— YOUR GOAL —
Pictures do not belong in the copy, so please give every entry below again exactly.

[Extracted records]
=-=-=-=-=
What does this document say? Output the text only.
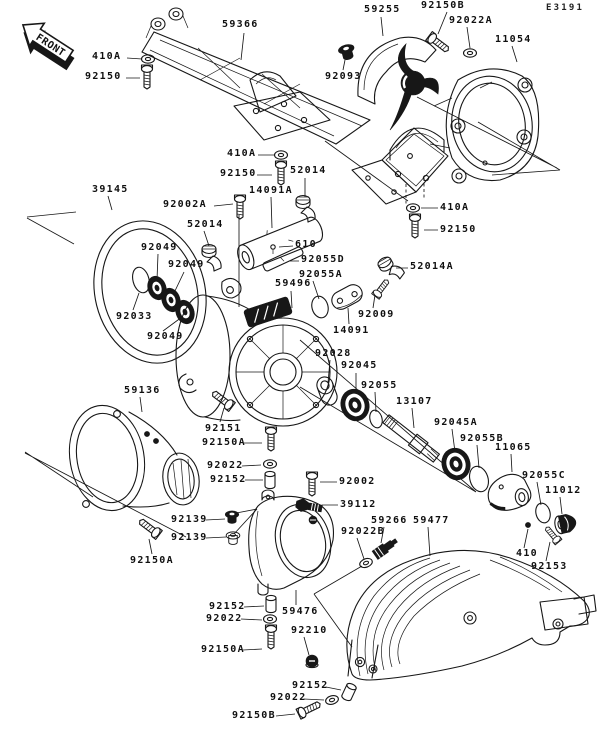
FRONT
59366
410A
92150
59255 92150B
92022A
E3191
11054
92093
410A
92150	52014
14091A
39145
92002A
52014
92049
92049
610
92055D
92055A
59496
52014A
92009
14091
410A
92150
92033
92049
92028
92045
92055
13107
92045A
92055B
11065
92055C
11012
59136
92151
92150A
92022
92152	92002
39112
92022B
59266 59477
410
92153
92139
92139
92150A
92152
92022
59476
92210
92150A
92152
92022
92150B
=-=-=-=-=
— THE ANSWER —
What does this document say? Output the text only.
FRONT
59366
410A
92150
59255 92150B
92022A
E3191
11054
92093
410A
92150	52014
14091A
39145
92002A
52014
92049
92049
610
92055D
92055A
59496
52014A
92009
14091
410A
92150
92033
92049
92028
92045
92055
13107
92045A
92055B
11065
92055C
11012
59136
92151
92150A
92022
92152	92002
39112
92022B
59266 59477
410
92153
92139
92139
92150A
92152
92022
59476
92210
92150A
92152
92022
92150B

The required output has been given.